[begin Text]
Behavior First

October 27, 2009

A Simple Equation for Loyalty Marketing

This economic environment is encouraging marketers to focus on shifting their spend from traditional acquisition marketing to efforts that generate value from their existing customers. The marketing paradigm is clear – it costs significantly less to retain an existing customer versus trying to acquire a new (and reluctant) one.

This issue is leading to many conversations about developing and executing loyalty programs. However, based on the quality of the discussions with companies across multiple categories, I see a significant level of misunderstanding. There is a lack of clarity about the role of loyalty programs as well as the components that make up a successful loyalty program.

Let’s first tackle the role issue. In my opinion, the most important role of a loyalty program is to engage with the brand’s core customer group and learn how it can best serve their needs. Brands need to serve these customers in a completely differentiated manner from its competitive set. Marketing applications are just the tip of the iceberg. The knowledge and insight gained from customer behaviors should be used to improve their experience with the brand. The end result is to have these customers become bonded to the brand. This is the secret of success for Tesco and Harrah’s, arguably the two best loyalty programs in the world today.

However, considering most companies don’t have a decade (Harrah’s) or fifteen years (Tesco) to develop and refine their program, here is a simple formula to help create an effective loyalty program.

2RL + 2RC + RW = Loyalty (Two parts Relevance plus 2 parts Recognition plus one part Reward equals Customer Loyalty.)

Relevance is essentially providing your customers with information and offers about products/services that would be the most appropriate to them based on their past transactional behaviors. For example, I buy my jeans from Old Navy. Don’t ask me why, but they fit me better than any other brand. If they send me offers/communications offering new styles of jeans or sweaters that coordinate with my recent purchases, it is relevant to me. Not necessarily the specific items – adjacent categories are still relevant. Unfortunately, Old Navy does not do this. Instead, I receive emails from them offering me great deals on baby and maternity clothes.

Recognition is about letting the customer know that they are important to you. Best Buy does a good job by recognizing their customer’s business with them. Not only do they provide their customers with additional value, but they also communicate with them in a very personal way. They use the data from their Reward Zone program very effectively to build better relationships.

Reward is the specific offer. While this is very important, it is only a small part of the effort to encourage your customer to truly behave the way you would like. A meaningful offer can drive significant results. It doesn’t have to be monetary in nature, either. Here is an example of this that I read in a recent issue of Business Week magazine. Researchers at Britain’s Nottingham School of Economics worked with a large German wholesaler that sells goods on EBay, tracking the lukewarm or negative comments posted on the site by the company’s customers over six months. They then responded to 632 complaints. Half of the e-mailed responses offered a brief apology. Half offered instead a “goodwill gesture” of a small cash rebate. All e-mails asked customers to remove the comments they had posted online. For those offered the rebate, it was a condition of receiving the cash. About 45% of customers receiving an apology withdrew their so-so or negative ratings, compared with 21% of those offered money to do so. To me this shows that a relevant human approach that recognizes their customers’ goodness can deliver a strong response.

So if you are looking to drive loyalty among your core customers, follow this simple formula (2RL + 2RC + RW = CL) and you’ll see some pretty strong results.
[end Text]
> Written request 1:
Answer these questions using the post on loyalty marketing:
(a) Which two companies are described as having arguably the two best loyalty programs in the world?
(b) From which retailer does the writer buy jeans?
(c) To how many complaints did the researchers respond in the wholesaler study?
> Written request 2:
Reproduce a passage of the post on loyalty marketing verbatim. Begin at the words "Recognition is about" and end after the words "build better relationships.".
[begin Dataset content]
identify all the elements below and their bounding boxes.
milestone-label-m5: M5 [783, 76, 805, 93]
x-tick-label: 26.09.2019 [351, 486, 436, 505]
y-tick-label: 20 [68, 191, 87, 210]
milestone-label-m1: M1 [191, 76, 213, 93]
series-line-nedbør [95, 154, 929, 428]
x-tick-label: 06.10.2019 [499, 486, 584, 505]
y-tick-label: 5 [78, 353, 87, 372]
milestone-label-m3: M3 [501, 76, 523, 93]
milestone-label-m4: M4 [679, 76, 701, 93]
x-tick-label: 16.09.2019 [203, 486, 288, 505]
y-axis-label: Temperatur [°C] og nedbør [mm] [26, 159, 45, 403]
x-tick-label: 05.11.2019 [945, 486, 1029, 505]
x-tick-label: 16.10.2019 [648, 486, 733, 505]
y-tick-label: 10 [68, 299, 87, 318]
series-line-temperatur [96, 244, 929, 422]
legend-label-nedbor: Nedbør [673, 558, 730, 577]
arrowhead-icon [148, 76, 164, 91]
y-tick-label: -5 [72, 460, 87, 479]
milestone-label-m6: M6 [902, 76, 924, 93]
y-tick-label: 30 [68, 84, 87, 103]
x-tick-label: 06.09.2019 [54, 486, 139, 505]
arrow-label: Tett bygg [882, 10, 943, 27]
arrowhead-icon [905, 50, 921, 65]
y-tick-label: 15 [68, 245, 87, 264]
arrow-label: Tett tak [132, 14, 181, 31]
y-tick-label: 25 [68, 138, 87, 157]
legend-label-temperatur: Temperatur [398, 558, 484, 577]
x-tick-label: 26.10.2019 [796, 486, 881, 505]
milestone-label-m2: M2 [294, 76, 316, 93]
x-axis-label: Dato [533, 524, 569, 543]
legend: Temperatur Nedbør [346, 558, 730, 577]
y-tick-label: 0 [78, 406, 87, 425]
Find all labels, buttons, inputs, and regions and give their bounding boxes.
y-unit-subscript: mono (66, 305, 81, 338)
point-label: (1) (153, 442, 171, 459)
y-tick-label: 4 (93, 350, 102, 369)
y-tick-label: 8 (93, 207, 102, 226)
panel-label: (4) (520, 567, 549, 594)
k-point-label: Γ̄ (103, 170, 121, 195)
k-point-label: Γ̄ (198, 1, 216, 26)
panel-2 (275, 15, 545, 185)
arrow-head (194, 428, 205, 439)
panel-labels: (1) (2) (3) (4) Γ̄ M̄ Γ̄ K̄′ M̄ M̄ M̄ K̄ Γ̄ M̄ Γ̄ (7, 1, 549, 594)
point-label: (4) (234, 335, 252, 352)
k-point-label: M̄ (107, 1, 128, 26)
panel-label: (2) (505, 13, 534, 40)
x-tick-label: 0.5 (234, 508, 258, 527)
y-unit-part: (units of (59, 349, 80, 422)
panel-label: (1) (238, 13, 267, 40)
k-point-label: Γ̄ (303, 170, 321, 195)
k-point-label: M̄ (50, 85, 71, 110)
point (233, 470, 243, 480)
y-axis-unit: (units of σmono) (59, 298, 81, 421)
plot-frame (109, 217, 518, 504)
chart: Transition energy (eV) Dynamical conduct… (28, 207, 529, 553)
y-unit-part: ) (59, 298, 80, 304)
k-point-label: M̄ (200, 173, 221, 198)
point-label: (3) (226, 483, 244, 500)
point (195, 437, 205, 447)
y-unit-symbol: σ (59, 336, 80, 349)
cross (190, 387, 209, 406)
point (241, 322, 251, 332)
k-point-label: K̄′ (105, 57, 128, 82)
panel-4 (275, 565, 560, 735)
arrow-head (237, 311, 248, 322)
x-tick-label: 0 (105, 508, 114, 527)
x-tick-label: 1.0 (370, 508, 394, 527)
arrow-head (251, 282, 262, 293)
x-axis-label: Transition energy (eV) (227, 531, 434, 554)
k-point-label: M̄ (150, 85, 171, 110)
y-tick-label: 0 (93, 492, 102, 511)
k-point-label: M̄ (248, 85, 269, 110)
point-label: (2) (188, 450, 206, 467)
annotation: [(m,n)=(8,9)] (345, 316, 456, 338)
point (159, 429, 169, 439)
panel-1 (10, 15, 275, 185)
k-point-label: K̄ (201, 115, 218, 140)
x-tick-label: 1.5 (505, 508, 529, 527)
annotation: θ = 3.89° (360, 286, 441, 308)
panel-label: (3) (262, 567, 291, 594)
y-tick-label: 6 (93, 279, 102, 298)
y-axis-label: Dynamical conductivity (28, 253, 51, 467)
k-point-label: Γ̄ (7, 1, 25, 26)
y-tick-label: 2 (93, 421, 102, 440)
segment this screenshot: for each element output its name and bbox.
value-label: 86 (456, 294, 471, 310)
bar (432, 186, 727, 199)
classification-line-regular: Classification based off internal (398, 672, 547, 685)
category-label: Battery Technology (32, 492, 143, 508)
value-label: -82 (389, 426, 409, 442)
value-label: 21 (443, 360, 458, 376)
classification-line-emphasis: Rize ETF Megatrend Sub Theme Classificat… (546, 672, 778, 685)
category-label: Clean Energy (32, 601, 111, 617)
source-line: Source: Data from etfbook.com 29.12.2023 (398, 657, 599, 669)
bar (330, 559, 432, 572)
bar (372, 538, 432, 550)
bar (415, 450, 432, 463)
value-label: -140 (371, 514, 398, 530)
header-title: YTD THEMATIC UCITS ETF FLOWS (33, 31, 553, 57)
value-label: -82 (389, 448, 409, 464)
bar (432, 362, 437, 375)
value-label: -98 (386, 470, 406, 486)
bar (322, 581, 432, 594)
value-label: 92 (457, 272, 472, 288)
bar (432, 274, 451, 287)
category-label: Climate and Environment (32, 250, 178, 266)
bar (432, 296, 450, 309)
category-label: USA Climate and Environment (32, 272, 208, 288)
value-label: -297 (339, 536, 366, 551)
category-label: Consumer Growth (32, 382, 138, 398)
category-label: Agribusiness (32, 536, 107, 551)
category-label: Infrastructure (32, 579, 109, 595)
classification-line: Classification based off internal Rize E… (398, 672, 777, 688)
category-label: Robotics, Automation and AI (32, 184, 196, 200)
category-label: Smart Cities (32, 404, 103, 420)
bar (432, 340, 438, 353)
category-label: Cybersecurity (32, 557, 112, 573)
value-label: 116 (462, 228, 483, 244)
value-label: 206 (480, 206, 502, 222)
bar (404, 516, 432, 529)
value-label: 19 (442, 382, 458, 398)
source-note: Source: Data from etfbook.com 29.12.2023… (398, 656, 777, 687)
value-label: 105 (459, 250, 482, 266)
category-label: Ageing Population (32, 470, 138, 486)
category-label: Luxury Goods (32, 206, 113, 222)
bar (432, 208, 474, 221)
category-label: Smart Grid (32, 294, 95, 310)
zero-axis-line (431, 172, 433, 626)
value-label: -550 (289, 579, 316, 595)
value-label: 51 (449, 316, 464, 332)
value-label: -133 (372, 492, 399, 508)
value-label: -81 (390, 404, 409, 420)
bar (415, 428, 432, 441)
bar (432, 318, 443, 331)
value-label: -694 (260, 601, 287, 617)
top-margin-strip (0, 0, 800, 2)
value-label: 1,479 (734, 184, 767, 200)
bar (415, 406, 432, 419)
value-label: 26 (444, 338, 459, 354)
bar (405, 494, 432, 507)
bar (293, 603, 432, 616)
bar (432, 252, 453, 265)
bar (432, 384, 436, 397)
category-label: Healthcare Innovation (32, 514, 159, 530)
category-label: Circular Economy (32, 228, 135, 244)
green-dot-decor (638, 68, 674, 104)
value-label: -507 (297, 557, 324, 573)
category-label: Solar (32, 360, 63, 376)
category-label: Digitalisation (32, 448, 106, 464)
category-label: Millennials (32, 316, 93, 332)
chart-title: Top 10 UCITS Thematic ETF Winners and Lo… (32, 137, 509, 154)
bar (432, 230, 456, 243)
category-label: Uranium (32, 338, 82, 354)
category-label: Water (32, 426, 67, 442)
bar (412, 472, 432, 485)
[end Dataset content]
> Written answer 1:
(a) Tesco and Harrah's
(b) Old Navy
(c) 632

> Written answer 2:
Recognition is about letting the customer know that they are important to you. Best Buy does a good job by recognizing their customer’s business with them. Not only do they provide their customers with additional value, but they also communicate with them in a very personal way. They use the data from their Reward Zone program very effectively to build better relationships.